Problem description.
Output the material exactly, but drop every image it holds.

Material to process.
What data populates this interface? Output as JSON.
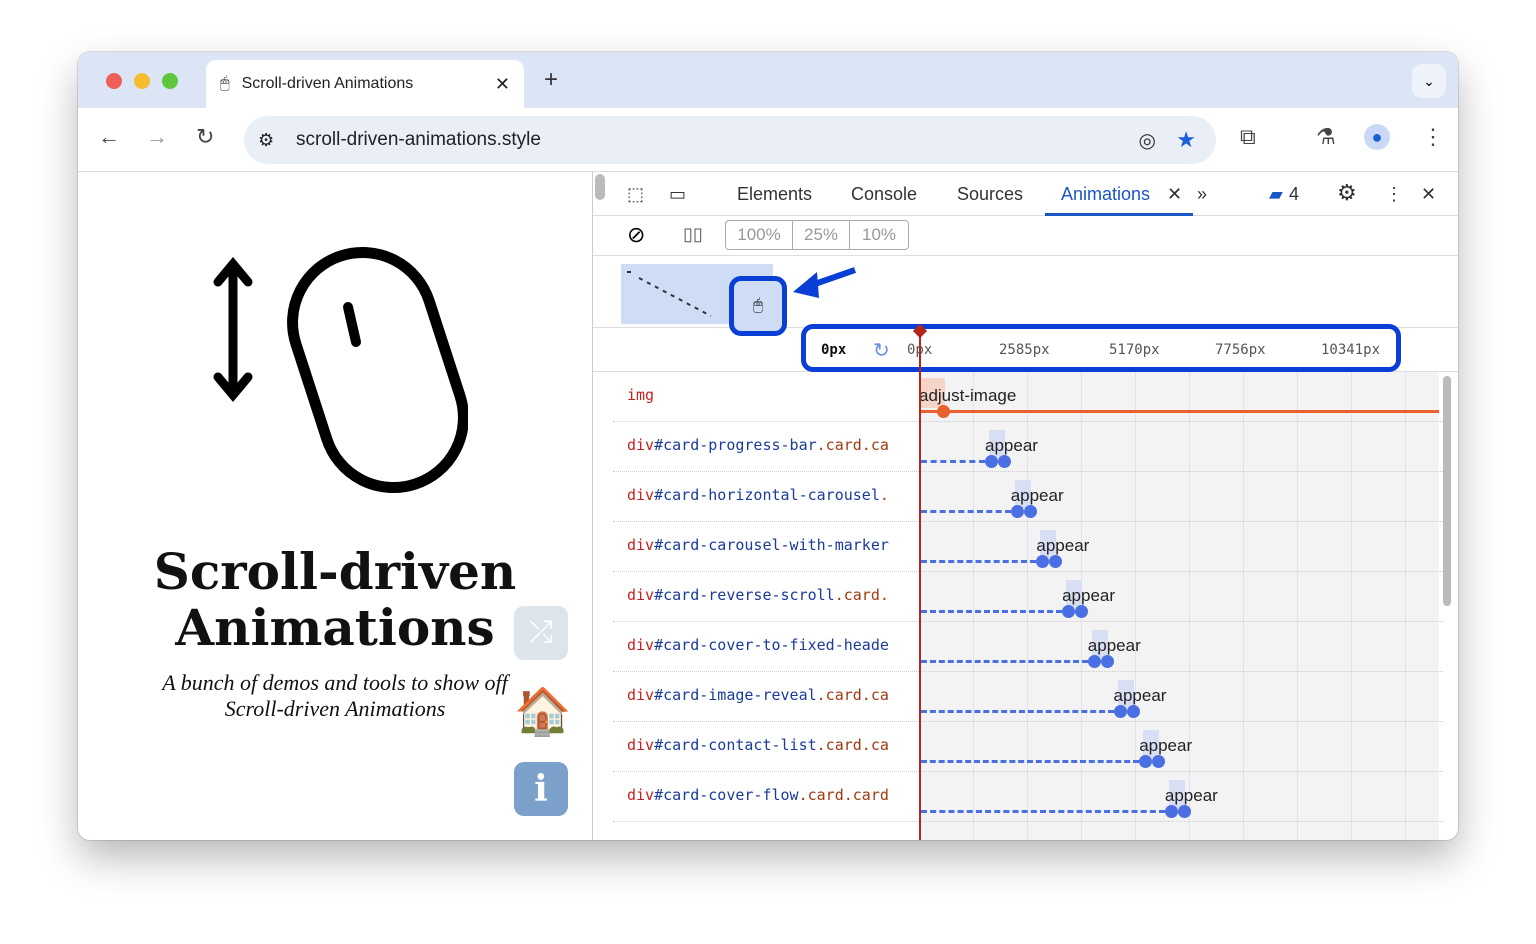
{
  "browser": {
    "tab_title": "Scroll-driven Animations",
    "url": "scroll-driven-animations.style"
  },
  "page": {
    "title_line1": "Scroll-driven",
    "title_line2": "Animations",
    "subtitle_line1": "A bunch of demos and tools to show off",
    "subtitle_line2": "Scroll-driven Animations"
  },
  "devtools": {
    "tabs": [
      "Elements",
      "Console",
      "Sources",
      "Animations"
    ],
    "active_tab": "Animations",
    "issues_count": "4",
    "speeds": [
      "100%",
      "25%",
      "10%"
    ],
    "current_position": "0px",
    "ruler_ticks": [
      "0px",
      "2585px",
      "5170px",
      "7756px",
      "10341px"
    ],
    "rows": [
      {
        "tag": "img",
        "id": "",
        "cls": "",
        "anim": "adjust-image",
        "color": "#e8602c"
      },
      {
        "tag": "div",
        "id": "#card-progress-bar",
        "cls": ".card.ca",
        "anim": "appear",
        "color": "#4a6fe3"
      },
      {
        "tag": "div",
        "id": "#card-horizontal-carousel",
        "cls": ".",
        "anim": "appear",
        "color": "#4a6fe3"
      },
      {
        "tag": "div",
        "id": "#card-carousel-with-marker",
        "cls": "",
        "anim": "appear",
        "color": "#4a6fe3"
      },
      {
        "tag": "div",
        "id": "#card-reverse-scroll",
        "cls": ".card.",
        "anim": "appear",
        "color": "#4a6fe3"
      },
      {
        "tag": "div",
        "id": "#card-cover-to-fixed-heade",
        "cls": "",
        "anim": "appear",
        "color": "#4a6fe3"
      },
      {
        "tag": "div",
        "id": "#card-image-reveal",
        "cls": ".card.ca",
        "anim": "appear",
        "color": "#4a6fe3"
      },
      {
        "tag": "div",
        "id": "#card-contact-list",
        "cls": ".card.ca",
        "anim": "appear",
        "color": "#4a6fe3"
      },
      {
        "tag": "div",
        "id": "#card-cover-flow",
        "cls": ".card.card",
        "anim": "appear",
        "color": "#4a6fe3"
      }
    ]
  }
}
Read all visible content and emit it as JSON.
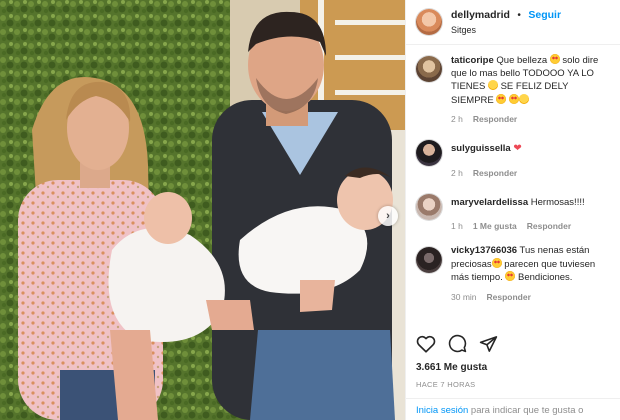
{
  "post": {
    "username": "dellymadrid",
    "dot": "•",
    "follow_label": "Seguir",
    "location": "Sitges",
    "avatar_icon": "profile-avatar"
  },
  "comments": [
    {
      "user": "taticoripe",
      "text_a": " Que belleza ",
      "text_b": " solo dire que lo mas bello TODOOO YA LO TIENES ",
      "text_c": " SE FELIZ DELY SIEMPRE ",
      "time": "2 h",
      "reply_label": "Responder"
    },
    {
      "user": "sulyguissella",
      "text_a": " ",
      "time": "2 h",
      "reply_label": "Responder"
    },
    {
      "user": "maryvelardelissa",
      "text_a": " Hermosas!!!!",
      "time": "1 h",
      "likes_label": "1 Me gusta",
      "reply_label": "Responder"
    },
    {
      "user": "vicky13766036",
      "text_a": " Tus nenas están preciosas",
      "text_b": " parecen que tuviesen más tiempo. ",
      "text_c": " Bendiciones.",
      "time": "30 min",
      "reply_label": "Responder"
    }
  ],
  "likes": "3.661 Me gusta",
  "timestamp": "HACE 7 HORAS",
  "login": {
    "link": "Inicia sesión",
    "rest": " para indicar que te gusta o"
  },
  "colors": {
    "accent": "#0095f6",
    "heart": "#ed4956",
    "muted": "#8e8e8e"
  }
}
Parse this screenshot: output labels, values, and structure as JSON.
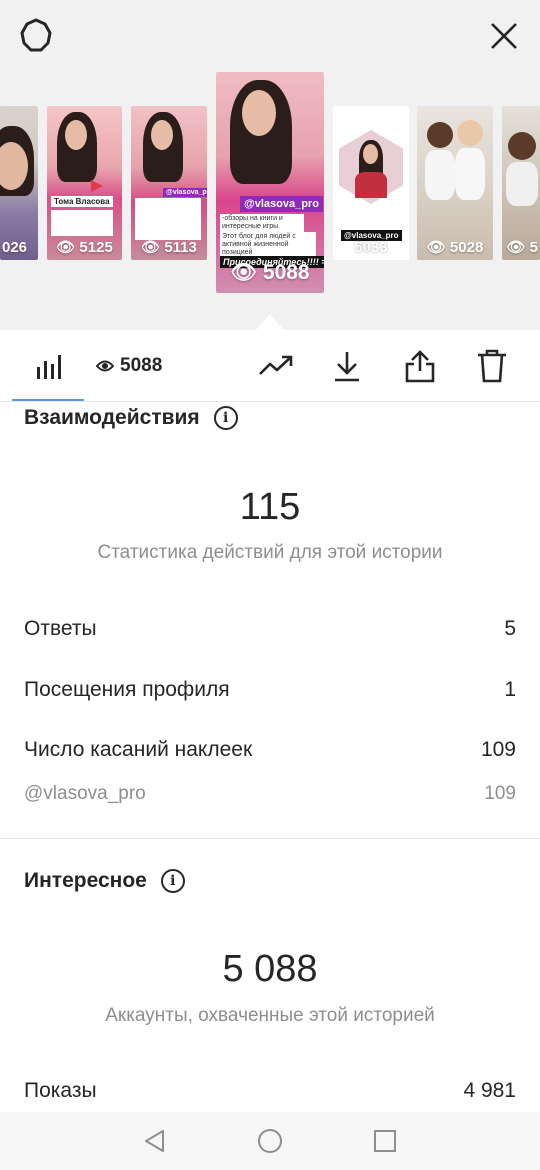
{
  "icons": {
    "settings": "gear-icon",
    "close": "close-icon",
    "stats": "bar-chart-icon",
    "eye": "eye-icon",
    "trend": "trending-up-icon",
    "download": "download-icon",
    "share": "share-icon",
    "delete": "trash-icon",
    "info": "info-icon",
    "back": "back-triangle-icon",
    "home": "home-circle-icon",
    "recents": "recents-square-icon"
  },
  "colors": {
    "accent_tab": "#5b9bd5",
    "mention_purple": "#8e2bb8",
    "text_primary": "#262626",
    "text_muted": "#8e8e8e"
  },
  "stories": [
    {
      "count": "026"
    },
    {
      "count": "5125",
      "name_label": "Тома Власова"
    },
    {
      "count": "5113",
      "mention": "@vlasova_pro"
    },
    {
      "count": "5088",
      "mention": "@vlasova_pro",
      "caption": "-обзоры на книги и интересные игры",
      "text": "Этот блог для людей с активной жизненной позицией",
      "cta": "Присоединяйтесь!!!! =",
      "selected": true
    },
    {
      "count": "5033",
      "mention": "@vlasova_pro"
    },
    {
      "count": "5028"
    },
    {
      "count": "5"
    }
  ],
  "toolbar": {
    "views_count": "5088"
  },
  "interactions": {
    "title": "Взаимодействия",
    "total": "115",
    "subtitle": "Статистика действий для этой истории",
    "rows": [
      {
        "label": "Ответы",
        "value": "5"
      },
      {
        "label": "Посещения профиля",
        "value": "1"
      },
      {
        "label": "Число касаний наклеек",
        "value": "109"
      }
    ],
    "sticker": {
      "label": "@vlasova_pro",
      "value": "109"
    }
  },
  "discovery": {
    "title": "Интересное",
    "total": "5 088",
    "subtitle": "Аккаунты, охваченные этой историей",
    "rows": [
      {
        "label": "Показы",
        "value": "4 981"
      }
    ]
  }
}
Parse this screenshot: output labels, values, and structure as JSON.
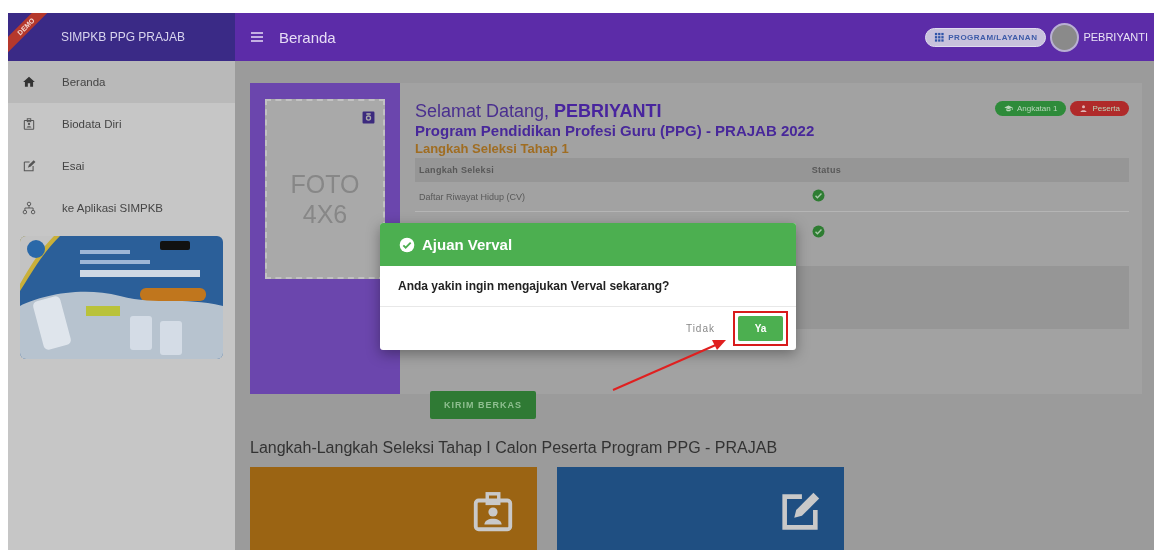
{
  "brand": {
    "ribbon": "DEMO",
    "title": "SIMPKB PPG PRAJAB"
  },
  "topbar": {
    "title": "Beranda",
    "program_button": "PROGRAM/LAYANAN",
    "user": "PEBRIYANTI"
  },
  "sidebar": {
    "items": [
      {
        "label": "Beranda",
        "selected": true
      },
      {
        "label": "Biodata Diri",
        "selected": false
      },
      {
        "label": "Esai",
        "selected": false
      },
      {
        "label": "ke Aplikasi SIMPKB",
        "selected": false
      }
    ]
  },
  "welcome": {
    "photo_lines": [
      "FOTO",
      "4X6"
    ],
    "greeting": "Selamat Datang, **PEBRIYANTI**",
    "program": "Program Pendidikan Profesi Guru (PPG) - PRAJAB 2022",
    "stage": "Langkah Seleksi Tahap 1",
    "badges": [
      {
        "label": "Angkatan 1",
        "color": "#2e8b3a"
      },
      {
        "label": "Peserta",
        "color": "#b02a2a"
      }
    ],
    "table": {
      "columns": [
        "Langkah Seleksi",
        "Status"
      ],
      "rows": [
        {
          "step": "Daftar Riwayat Hidup (CV)",
          "done": true
        },
        {
          "done": true
        }
      ]
    },
    "submit_button": "KIRIM BERKAS"
  },
  "section_title": "Langkah-Langkah Seleksi Tahap I Calon Peserta Program PPG - PRAJAB",
  "tiles": [
    {
      "color": "#9b6413"
    },
    {
      "color": "#1f4f82"
    }
  ],
  "dialog": {
    "title": "Ajuan Verval",
    "message": "Anda yakin ingin mengajukan Verval sekarang?",
    "buttons": [
      {
        "label": "Tidak",
        "kind": "text",
        "highlighted": false
      },
      {
        "label": "Ya",
        "kind": "primary",
        "highlighted": true
      }
    ]
  }
}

Result of this task.
What data populates this interface? Output as JSON.
{
  "browser": {
    "tab_title": "Scroll-driven Animations",
    "url": "scroll-driven-animations.style"
  },
  "page": {
    "title_line1": "Scroll-driven",
    "title_line2": "Animations",
    "subtitle_line1": "A bunch of demos and tools to show off",
    "subtitle_line2": "Scroll-driven Animations"
  },
  "devtools": {
    "tabs": [
      "Elements",
      "Console",
      "Sources",
      "Animations"
    ],
    "active_tab": "Animations",
    "issues_count": "4",
    "speeds": [
      "100%",
      "25%",
      "10%"
    ],
    "current_position": "0px",
    "ruler_ticks": [
      "0px",
      "2585px",
      "5170px",
      "7756px",
      "10341px"
    ],
    "rows": [
      {
        "tag": "img",
        "id": "",
        "cls": "",
        "anim": "adjust-image",
        "color": "#e8602c"
      },
      {
        "tag": "div",
        "id": "#card-progress-bar",
        "cls": ".card.ca",
        "anim": "appear",
        "color": "#4a6fe3"
      },
      {
        "tag": "div",
        "id": "#card-horizontal-carousel",
        "cls": ".",
        "anim": "appear",
        "color": "#4a6fe3"
      },
      {
        "tag": "div",
        "id": "#card-carousel-with-marker",
        "cls": "",
        "anim": "appear",
        "color": "#4a6fe3"
      },
      {
        "tag": "div",
        "id": "#card-reverse-scroll",
        "cls": ".card.",
        "anim": "appear",
        "color": "#4a6fe3"
      },
      {
        "tag": "div",
        "id": "#card-cover-to-fixed-heade",
        "cls": "",
        "anim": "appear",
        "color": "#4a6fe3"
      },
      {
        "tag": "div",
        "id": "#card-image-reveal",
        "cls": ".card.ca",
        "anim": "appear",
        "color": "#4a6fe3"
      },
      {
        "tag": "div",
        "id": "#card-contact-list",
        "cls": ".card.ca",
        "anim": "appear",
        "color": "#4a6fe3"
      },
      {
        "tag": "div",
        "id": "#card-cover-flow",
        "cls": ".card.card",
        "anim": "appear",
        "color": "#4a6fe3"
      }
    ]
  }
}
Read all visible content and emit it as JSON.
{
  "post": {
    "username": "dellymadrid",
    "dot": "•",
    "follow_label": "Seguir",
    "location": "Sitges",
    "avatar_icon": "profile-avatar"
  },
  "comments": [
    {
      "user": "taticoripe",
      "text_a": " Que belleza ",
      "text_b": " solo dire que lo mas bello TODOOO YA LO TIENES ",
      "text_c": " SE FELIZ DELY SIEMPRE ",
      "time": "2 h",
      "reply_label": "Responder"
    },
    {
      "user": "sulyguissella",
      "text_a": " ",
      "time": "2 h",
      "reply_label": "Responder"
    },
    {
      "user": "maryvelardelissa",
      "text_a": " Hermosas!!!!",
      "time": "1 h",
      "likes_label": "1 Me gusta",
      "reply_label": "Responder"
    },
    {
      "user": "vicky13766036",
      "text_a": " Tus nenas están preciosas",
      "text_b": " parecen que tuviesen más tiempo. ",
      "text_c": " Bendiciones.",
      "time": "30 min",
      "reply_label": "Responder"
    }
  ],
  "likes": "3.661 Me gusta",
  "timestamp": "HACE 7 HORAS",
  "login": {
    "link": "Inicia sesión",
    "rest": " para indicar que te gusta o"
  },
  "colors": {
    "accent": "#0095f6",
    "heart": "#ed4956",
    "muted": "#8e8e8e"
  }
}
Parse this screenshot: output labels, values, and structure as JSON.
{
  "icons": {
    "settings": "gear-icon",
    "close": "close-icon",
    "stats": "bar-chart-icon",
    "eye": "eye-icon",
    "trend": "trending-up-icon",
    "download": "download-icon",
    "share": "share-icon",
    "delete": "trash-icon",
    "info": "info-icon",
    "back": "back-triangle-icon",
    "home": "home-circle-icon",
    "recents": "recents-square-icon"
  },
  "colors": {
    "accent_tab": "#5b9bd5",
    "mention_purple": "#8e2bb8",
    "text_primary": "#262626",
    "text_muted": "#8e8e8e"
  },
  "stories": [
    {
      "count": "026"
    },
    {
      "count": "5125",
      "name_label": "Тома Власова"
    },
    {
      "count": "5113",
      "mention": "@vlasova_pro"
    },
    {
      "count": "5088",
      "mention": "@vlasova_pro",
      "caption": "-обзоры на книги и интересные игры",
      "text": "Этот блог для людей с активной жизненной позицией",
      "cta": "Присоединяйтесь!!!! =",
      "selected": true
    },
    {
      "count": "5033",
      "mention": "@vlasova_pro"
    },
    {
      "count": "5028"
    },
    {
      "count": "5"
    }
  ],
  "toolbar": {
    "views_count": "5088"
  },
  "interactions": {
    "title": "Взаимодействия",
    "total": "115",
    "subtitle": "Статистика действий для этой истории",
    "rows": [
      {
        "label": "Ответы",
        "value": "5"
      },
      {
        "label": "Посещения профиля",
        "value": "1"
      },
      {
        "label": "Число касаний наклеек",
        "value": "109"
      }
    ],
    "sticker": {
      "label": "@vlasova_pro",
      "value": "109"
    }
  },
  "discovery": {
    "title": "Интересное",
    "total": "5 088",
    "subtitle": "Аккаунты, охваченные этой историей",
    "rows": [
      {
        "label": "Показы",
        "value": "4 981"
      }
    ]
  }
}
Parse this screenshot: output labels, values, and structure as JSON.
{
  "brand": {
    "ribbon": "DEMO",
    "title": "SIMPKB PPG PRAJAB"
  },
  "topbar": {
    "title": "Beranda",
    "program_button": "PROGRAM/LAYANAN",
    "user": "PEBRIYANTI"
  },
  "sidebar": {
    "items": [
      {
        "label": "Beranda",
        "selected": true
      },
      {
        "label": "Biodata Diri",
        "selected": false
      },
      {
        "label": "Esai",
        "selected": false
      },
      {
        "label": "ke Aplikasi SIMPKB",
        "selected": false
      }
    ]
  },
  "welcome": {
    "photo_lines": [
      "FOTO",
      "4X6"
    ],
    "greeting": "Selamat Datang, **PEBRIYANTI**",
    "program": "Program Pendidikan Profesi Guru (PPG) - PRAJAB 2022",
    "stage": "Langkah Seleksi Tahap 1",
    "badges": [
      {
        "label": "Angkatan 1",
        "color": "#2e8b3a"
      },
      {
        "label": "Peserta",
        "color": "#b02a2a"
      }
    ],
    "table": {
      "columns": [
        "Langkah Seleksi",
        "Status"
      ],
      "rows": [
        {
          "step": "Daftar Riwayat Hidup (CV)",
          "done": true
        },
        {
          "done": true
        }
      ]
    },
    "submit_button": "KIRIM BERKAS"
  },
  "section_title": "Langkah-Langkah Seleksi Tahap I Calon Peserta Program PPG - PRAJAB",
  "tiles": [
    {
      "color": "#9b6413"
    },
    {
      "color": "#1f4f82"
    }
  ],
  "dialog": {
    "title": "Ajuan Verval",
    "message": "Anda yakin ingin mengajukan Verval sekarang?",
    "buttons": [
      {
        "label": "Tidak",
        "kind": "text",
        "highlighted": false
      },
      {
        "label": "Ya",
        "kind": "primary",
        "highlighted": true
      }
    ]
  }
}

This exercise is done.